Task instructions
Every line in the listing is to be echoed verbatim.

Given records

○ ○ ○ ○

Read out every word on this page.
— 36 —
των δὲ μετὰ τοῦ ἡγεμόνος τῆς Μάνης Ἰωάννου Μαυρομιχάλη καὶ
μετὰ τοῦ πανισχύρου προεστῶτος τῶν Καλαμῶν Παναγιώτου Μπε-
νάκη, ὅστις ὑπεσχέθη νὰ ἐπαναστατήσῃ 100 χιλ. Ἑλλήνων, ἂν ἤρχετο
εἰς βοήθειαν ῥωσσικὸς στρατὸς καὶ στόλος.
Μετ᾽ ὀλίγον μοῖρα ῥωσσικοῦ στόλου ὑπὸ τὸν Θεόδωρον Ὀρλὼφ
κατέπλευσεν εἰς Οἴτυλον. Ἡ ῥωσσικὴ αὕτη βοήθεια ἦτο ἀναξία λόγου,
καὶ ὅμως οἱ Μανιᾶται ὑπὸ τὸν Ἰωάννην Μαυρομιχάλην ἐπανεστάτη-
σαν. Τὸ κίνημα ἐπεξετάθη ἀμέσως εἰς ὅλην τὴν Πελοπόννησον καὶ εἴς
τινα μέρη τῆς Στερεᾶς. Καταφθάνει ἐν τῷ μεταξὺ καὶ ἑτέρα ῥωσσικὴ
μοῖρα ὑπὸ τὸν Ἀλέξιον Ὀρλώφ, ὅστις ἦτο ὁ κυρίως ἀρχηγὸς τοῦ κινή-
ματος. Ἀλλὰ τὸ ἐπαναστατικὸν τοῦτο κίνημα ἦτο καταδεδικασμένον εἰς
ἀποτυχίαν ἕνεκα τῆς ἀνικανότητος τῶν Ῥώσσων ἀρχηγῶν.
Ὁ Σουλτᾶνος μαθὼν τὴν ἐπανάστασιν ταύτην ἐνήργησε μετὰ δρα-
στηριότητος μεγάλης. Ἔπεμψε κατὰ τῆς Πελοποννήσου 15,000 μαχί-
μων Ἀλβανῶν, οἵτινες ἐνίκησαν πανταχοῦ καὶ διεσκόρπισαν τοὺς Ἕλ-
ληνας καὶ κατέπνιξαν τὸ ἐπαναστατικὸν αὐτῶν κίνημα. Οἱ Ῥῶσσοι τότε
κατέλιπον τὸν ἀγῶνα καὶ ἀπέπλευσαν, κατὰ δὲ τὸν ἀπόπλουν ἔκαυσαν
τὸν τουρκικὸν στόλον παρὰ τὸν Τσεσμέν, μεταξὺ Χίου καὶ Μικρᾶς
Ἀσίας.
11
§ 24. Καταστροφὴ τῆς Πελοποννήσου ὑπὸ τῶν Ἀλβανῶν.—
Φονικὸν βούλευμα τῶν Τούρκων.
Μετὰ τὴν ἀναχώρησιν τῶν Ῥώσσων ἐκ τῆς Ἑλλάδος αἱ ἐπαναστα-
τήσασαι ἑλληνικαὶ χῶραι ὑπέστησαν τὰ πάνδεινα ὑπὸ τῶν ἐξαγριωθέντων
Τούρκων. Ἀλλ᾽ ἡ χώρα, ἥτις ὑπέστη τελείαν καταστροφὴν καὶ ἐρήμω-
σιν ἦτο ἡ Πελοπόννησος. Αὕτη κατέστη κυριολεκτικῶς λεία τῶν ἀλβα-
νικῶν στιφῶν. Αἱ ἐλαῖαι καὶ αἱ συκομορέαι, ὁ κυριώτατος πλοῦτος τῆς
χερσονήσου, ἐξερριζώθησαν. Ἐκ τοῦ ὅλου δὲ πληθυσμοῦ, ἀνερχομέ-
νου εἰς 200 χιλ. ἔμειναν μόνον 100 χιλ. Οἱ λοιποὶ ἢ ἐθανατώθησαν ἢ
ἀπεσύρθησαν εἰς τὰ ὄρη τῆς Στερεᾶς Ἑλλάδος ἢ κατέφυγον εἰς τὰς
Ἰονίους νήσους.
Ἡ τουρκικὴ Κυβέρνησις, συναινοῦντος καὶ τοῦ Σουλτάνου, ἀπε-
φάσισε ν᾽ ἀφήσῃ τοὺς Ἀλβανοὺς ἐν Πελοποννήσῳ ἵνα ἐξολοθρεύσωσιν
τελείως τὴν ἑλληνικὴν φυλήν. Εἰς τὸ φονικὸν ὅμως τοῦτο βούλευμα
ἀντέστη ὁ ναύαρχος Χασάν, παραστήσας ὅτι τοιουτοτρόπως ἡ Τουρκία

○ ○ ○ ○

Solved problem
Read out every word on this page.
— 36 —
των δὲ μετὰ τοῦ ἡγεμόνος τῆς Μάνης Ἰωάννου Μαυρομιχάλη καὶ
μετὰ τοῦ πανισχύρου προεστῶτος τῶν Καλαμῶν Παναγιώτου Μπε-
νάκη, ὅστις ὑπεσχέθη νὰ ἐπαναστατήσῃ 100 χιλ. Ἑλλήνων, ἂν ἤρχετο
εἰς βοήθειαν ῥωσσικὸς στρατὸς καὶ στόλος.
Μετ᾽ ὀλίγον μοῖρα ῥωσσικοῦ στόλου ὑπὸ τὸν Θεόδωρον Ὀρλὼφ
κατέπλευσεν εἰς Οἴτυλον. Ἡ ῥωσσικὴ αὕτη βοήθεια ἦτο ἀναξία λόγου,
καὶ ὅμως οἱ Μανιᾶται ὑπὸ τὸν Ἰωάννην Μαυρομιχάλην ἐπανεστάτη-
σαν. Τὸ κίνημα ἐπεξετάθη ἀμέσως εἰς ὅλην τὴν Πελοπόννησον καὶ εἴς
τινα μέρη τῆς Στερεᾶς. Καταφθάνει ἐν τῷ μεταξὺ καὶ ἑτέρα ῥωσσικὴ
μοῖρα ὑπὸ τὸν Ἀλέξιον Ὀρλώφ, ὅστις ἦτο ὁ κυρίως ἀρχηγὸς τοῦ κινή-
ματος. Ἀλλὰ τὸ ἐπαναστατικὸν τοῦτο κίνημα ἦτο καταδεδικασμένον εἰς
ἀποτυχίαν ἕνεκα τῆς ἀνικανότητος τῶν Ῥώσσων ἀρχηγῶν.
Ὁ Σουλτᾶνος μαθὼν τὴν ἐπανάστασιν ταύτην ἐνήργησε μετὰ δρα-
στηριότητος μεγάλης. Ἔπεμψε κατὰ τῆς Πελοποννήσου 15,000 μαχί-
μων Ἀλβανῶν, οἵτινες ἐνίκησαν πανταχοῦ καὶ διεσκόρπισαν τοὺς Ἕλ-
ληνας καὶ κατέπνιξαν τὸ ἐπαναστατικὸν αὐτῶν κίνημα. Οἱ Ῥῶσσοι τότε
κατέλιπον τὸν ἀγῶνα καὶ ἀπέπλευσαν, κατὰ δὲ τὸν ἀπόπλουν ἔκαυσαν
τὸν τουρκικὸν στόλον παρὰ τὸν Τσεσμέν, μεταξὺ Χίου καὶ Μικρᾶς
Ἀσίας.
11
§ 24. Καταστροφὴ τῆς Πελοποννήσου ὑπὸ τῶν Ἀλβανῶν.—
Φονικὸν βούλευμα τῶν Τούρκων.
Μετὰ τὴν ἀναχώρησιν τῶν Ῥώσσων ἐκ τῆς Ἑλλάδος αἱ ἐπαναστα-
τήσασαι ἑλληνικαὶ χῶραι ὑπέστησαν τὰ πάνδεινα ὑπὸ τῶν ἐξαγριωθέντων
Τούρκων. Ἀλλ᾽ ἡ χώρα, ἥτις ὑπέστη τελείαν καταστροφὴν καὶ ἐρήμω-
σιν ἦτο ἡ Πελοπόννησος. Αὕτη κατέστη κυριολεκτικῶς λεία τῶν ἀλβα-
νικῶν στιφῶν. Αἱ ἐλαῖαι καὶ αἱ συκομορέαι, ὁ κυριώτατος πλοῦτος τῆς
χερσονήσου, ἐξερριζώθησαν. Ἐκ τοῦ ὅλου δὲ πληθυσμοῦ, ἀνερχομέ-
νου εἰς 200 χιλ. ἔμειναν μόνον 100 χιλ. Οἱ λοιποὶ ἢ ἐθανατώθησαν ἢ
ἀπεσύρθησαν εἰς τὰ ὄρη τῆς Στερεᾶς Ἑλλάδος ἢ κατέφυγον εἰς τὰς
Ἰονίους νήσους.
Ἡ τουρκικὴ Κυβέρνησις, συναινοῦντος καὶ τοῦ Σουλτάνου, ἀπε-
φάσισε ν᾽ ἀφήσῃ τοὺς Ἀλβανοὺς ἐν Πελοποννήσῳ ἵνα ἐξολοθρεύσωσιν
τελείως τὴν ἑλληνικὴν φυλήν. Εἰς τὸ φονικὸν ὅμως τοῦτο βούλευμα
ἀντέστη ὁ ναύαρχος Χασάν, παραστήσας ὅτι τοιουτοτρόπως ἡ Τουρκία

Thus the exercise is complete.